> _Task_
Collect the lines of the entries where "section" shows up.

── Input ──

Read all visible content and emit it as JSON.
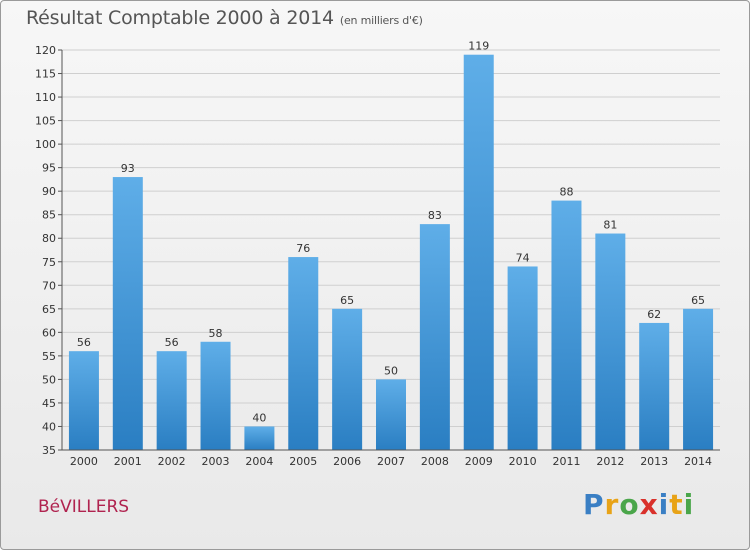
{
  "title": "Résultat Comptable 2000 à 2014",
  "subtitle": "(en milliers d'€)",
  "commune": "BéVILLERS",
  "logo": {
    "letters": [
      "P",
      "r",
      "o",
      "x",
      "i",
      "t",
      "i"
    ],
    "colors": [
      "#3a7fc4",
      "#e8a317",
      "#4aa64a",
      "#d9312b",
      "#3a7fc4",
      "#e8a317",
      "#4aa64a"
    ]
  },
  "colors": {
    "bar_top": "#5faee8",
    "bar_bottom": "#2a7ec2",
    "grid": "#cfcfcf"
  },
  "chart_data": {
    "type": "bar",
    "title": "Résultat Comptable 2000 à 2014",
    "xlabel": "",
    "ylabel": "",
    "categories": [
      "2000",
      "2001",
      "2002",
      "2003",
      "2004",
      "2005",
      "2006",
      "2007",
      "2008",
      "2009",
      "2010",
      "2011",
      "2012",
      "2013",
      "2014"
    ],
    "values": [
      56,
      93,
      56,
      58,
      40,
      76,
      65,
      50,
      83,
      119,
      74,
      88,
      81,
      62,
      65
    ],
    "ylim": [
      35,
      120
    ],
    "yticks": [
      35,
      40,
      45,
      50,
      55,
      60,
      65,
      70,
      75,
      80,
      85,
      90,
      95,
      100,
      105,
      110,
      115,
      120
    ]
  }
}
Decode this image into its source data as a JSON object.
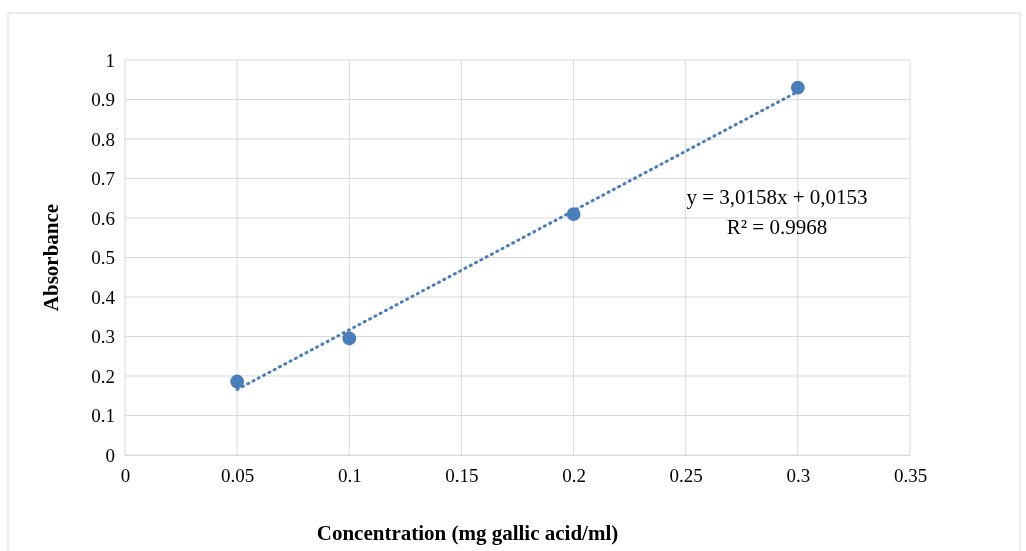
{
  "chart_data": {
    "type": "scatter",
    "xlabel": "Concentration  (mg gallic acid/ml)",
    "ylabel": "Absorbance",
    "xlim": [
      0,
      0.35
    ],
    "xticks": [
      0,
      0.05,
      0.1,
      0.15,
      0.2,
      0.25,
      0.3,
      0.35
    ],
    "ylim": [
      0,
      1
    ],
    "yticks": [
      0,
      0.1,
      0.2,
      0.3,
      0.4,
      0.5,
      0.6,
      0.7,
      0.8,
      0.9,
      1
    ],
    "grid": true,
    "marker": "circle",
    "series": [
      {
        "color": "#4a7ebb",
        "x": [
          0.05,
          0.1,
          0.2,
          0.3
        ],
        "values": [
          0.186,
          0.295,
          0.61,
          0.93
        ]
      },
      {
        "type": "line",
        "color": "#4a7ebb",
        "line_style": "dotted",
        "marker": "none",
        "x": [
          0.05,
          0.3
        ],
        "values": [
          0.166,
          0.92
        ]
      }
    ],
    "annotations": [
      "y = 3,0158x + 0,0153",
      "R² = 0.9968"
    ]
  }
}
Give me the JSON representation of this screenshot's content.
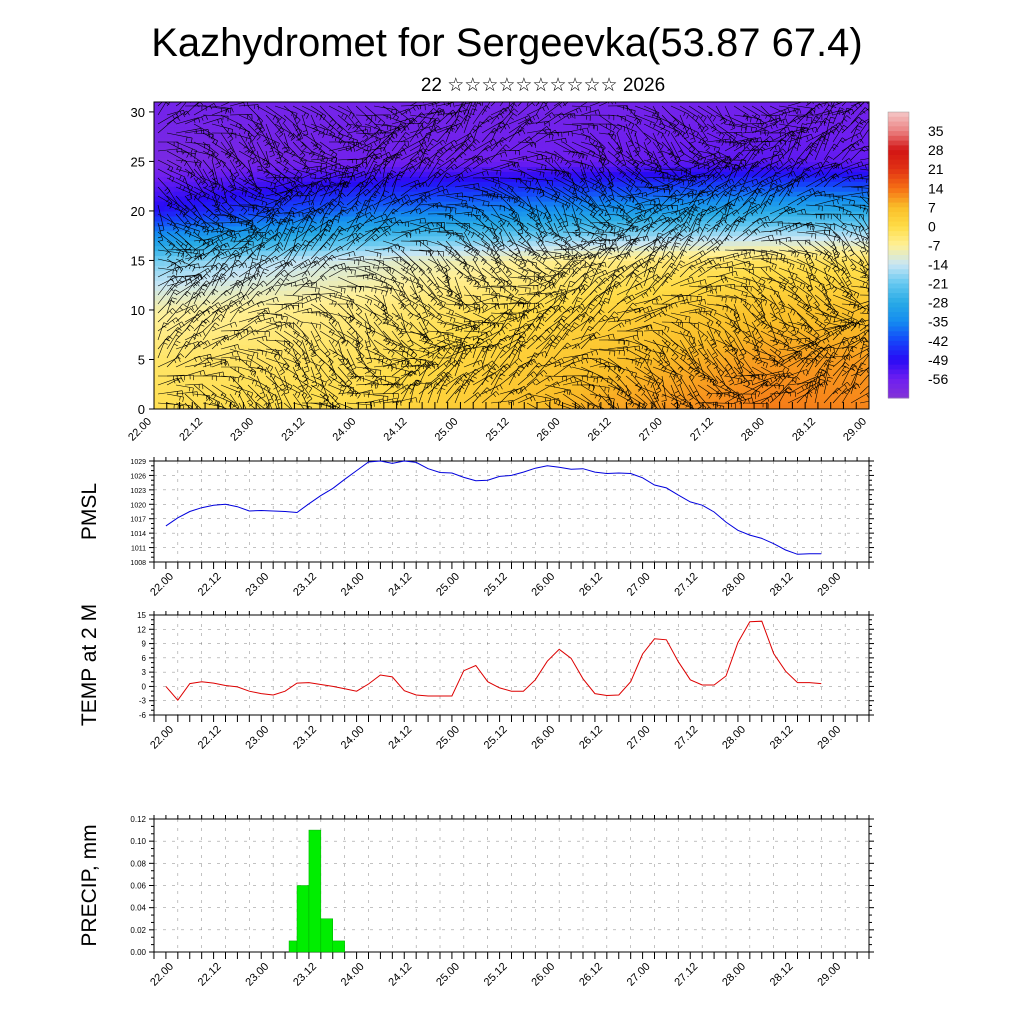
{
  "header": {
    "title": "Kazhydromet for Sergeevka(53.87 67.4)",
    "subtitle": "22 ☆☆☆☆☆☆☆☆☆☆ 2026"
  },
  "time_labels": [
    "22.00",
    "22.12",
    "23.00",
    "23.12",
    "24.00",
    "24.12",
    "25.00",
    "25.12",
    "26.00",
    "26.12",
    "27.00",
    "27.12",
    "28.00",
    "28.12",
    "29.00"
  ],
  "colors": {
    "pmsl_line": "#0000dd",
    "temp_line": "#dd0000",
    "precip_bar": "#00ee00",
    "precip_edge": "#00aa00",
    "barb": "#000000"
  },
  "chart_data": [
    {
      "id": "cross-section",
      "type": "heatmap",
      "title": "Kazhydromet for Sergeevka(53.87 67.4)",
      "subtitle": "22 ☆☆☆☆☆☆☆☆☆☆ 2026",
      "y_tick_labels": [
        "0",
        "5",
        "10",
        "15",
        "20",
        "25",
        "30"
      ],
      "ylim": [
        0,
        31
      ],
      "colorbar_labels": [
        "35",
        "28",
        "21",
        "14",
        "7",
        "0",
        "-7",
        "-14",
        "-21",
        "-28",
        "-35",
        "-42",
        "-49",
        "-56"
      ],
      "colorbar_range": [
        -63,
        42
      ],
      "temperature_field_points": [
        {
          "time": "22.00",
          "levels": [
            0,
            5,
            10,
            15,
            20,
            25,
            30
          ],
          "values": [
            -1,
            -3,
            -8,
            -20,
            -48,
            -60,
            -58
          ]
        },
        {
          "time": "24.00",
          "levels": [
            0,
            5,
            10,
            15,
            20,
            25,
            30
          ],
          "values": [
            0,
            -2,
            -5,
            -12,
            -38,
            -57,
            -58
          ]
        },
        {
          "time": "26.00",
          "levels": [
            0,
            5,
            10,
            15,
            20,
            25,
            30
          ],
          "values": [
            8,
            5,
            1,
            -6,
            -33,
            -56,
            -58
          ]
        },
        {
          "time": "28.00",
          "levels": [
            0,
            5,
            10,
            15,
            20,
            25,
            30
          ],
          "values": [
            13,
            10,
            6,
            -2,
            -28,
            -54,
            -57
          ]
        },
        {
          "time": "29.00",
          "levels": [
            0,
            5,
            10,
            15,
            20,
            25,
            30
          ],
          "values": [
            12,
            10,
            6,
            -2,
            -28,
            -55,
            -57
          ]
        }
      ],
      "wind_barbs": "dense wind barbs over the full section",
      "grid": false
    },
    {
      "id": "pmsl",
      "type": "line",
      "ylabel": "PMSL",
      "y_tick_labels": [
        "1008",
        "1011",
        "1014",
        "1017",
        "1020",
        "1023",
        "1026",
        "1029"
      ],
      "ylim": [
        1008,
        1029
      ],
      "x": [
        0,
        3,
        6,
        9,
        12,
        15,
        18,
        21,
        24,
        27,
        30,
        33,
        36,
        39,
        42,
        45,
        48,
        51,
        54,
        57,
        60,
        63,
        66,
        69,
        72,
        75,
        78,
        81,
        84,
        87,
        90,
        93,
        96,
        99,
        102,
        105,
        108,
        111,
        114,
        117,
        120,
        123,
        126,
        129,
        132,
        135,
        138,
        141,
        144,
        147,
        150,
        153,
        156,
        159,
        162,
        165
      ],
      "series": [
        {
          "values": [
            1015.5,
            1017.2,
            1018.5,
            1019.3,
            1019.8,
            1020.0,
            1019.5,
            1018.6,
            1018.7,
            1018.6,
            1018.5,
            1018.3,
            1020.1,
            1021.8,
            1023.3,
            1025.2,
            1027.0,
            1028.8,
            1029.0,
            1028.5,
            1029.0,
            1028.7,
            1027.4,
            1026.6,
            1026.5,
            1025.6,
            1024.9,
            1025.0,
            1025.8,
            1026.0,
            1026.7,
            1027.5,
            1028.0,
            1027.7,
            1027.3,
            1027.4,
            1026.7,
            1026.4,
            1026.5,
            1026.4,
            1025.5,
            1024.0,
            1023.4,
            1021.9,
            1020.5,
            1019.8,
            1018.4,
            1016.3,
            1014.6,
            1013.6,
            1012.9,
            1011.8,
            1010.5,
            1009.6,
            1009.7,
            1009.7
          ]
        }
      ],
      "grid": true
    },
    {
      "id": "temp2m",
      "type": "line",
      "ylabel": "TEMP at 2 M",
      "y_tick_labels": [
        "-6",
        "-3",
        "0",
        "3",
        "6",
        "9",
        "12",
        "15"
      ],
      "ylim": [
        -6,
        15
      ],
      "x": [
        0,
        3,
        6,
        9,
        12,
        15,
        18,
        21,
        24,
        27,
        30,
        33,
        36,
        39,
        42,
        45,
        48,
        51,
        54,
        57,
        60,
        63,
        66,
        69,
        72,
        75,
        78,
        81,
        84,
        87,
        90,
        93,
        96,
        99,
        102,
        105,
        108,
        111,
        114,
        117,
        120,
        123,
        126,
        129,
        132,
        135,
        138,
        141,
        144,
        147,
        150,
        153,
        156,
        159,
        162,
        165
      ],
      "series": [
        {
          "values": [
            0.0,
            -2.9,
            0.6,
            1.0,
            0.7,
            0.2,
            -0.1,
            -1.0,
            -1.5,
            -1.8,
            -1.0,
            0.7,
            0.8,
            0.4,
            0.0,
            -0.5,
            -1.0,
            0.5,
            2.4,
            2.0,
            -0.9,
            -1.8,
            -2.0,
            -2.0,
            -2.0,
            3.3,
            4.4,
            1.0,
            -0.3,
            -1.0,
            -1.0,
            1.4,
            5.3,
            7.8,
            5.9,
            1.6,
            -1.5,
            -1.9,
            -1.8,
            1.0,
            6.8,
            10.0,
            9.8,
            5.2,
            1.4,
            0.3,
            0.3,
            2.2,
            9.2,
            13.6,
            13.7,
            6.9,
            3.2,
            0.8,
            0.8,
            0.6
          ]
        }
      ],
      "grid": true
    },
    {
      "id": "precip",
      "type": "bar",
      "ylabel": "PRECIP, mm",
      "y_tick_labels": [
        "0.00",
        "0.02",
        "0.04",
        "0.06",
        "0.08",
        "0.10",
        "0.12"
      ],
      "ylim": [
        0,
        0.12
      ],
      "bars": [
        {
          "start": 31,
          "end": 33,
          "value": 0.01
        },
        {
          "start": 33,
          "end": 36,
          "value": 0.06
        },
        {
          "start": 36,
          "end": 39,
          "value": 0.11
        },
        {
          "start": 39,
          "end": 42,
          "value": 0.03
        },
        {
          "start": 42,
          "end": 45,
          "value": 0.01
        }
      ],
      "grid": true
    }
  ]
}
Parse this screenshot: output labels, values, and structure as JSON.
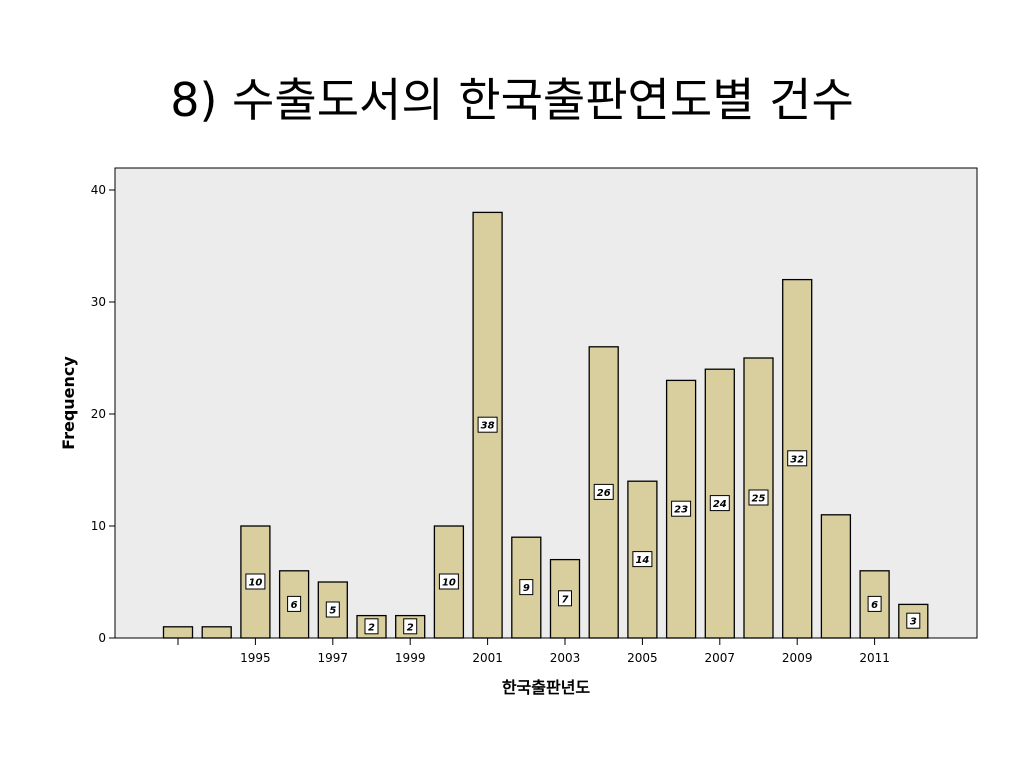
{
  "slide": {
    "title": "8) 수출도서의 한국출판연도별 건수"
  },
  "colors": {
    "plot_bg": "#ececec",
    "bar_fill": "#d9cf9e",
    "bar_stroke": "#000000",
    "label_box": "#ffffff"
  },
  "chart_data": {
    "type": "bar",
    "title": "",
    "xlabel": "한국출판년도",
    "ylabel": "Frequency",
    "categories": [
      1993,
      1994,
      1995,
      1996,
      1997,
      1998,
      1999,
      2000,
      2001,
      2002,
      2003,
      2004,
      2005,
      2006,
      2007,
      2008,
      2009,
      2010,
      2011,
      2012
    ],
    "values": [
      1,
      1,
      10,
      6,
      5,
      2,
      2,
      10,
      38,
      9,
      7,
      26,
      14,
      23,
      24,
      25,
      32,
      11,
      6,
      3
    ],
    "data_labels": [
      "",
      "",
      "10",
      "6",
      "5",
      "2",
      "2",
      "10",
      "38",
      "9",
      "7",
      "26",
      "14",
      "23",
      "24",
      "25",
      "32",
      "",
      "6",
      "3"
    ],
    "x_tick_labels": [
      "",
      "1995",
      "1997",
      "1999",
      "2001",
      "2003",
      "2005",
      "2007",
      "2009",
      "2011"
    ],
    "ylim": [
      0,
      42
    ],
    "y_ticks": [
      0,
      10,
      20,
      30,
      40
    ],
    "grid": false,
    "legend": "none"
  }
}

───

> _Expected answer_
      "id": "cross-section",
      "wind_barbs": "dense wind barbs over the full section",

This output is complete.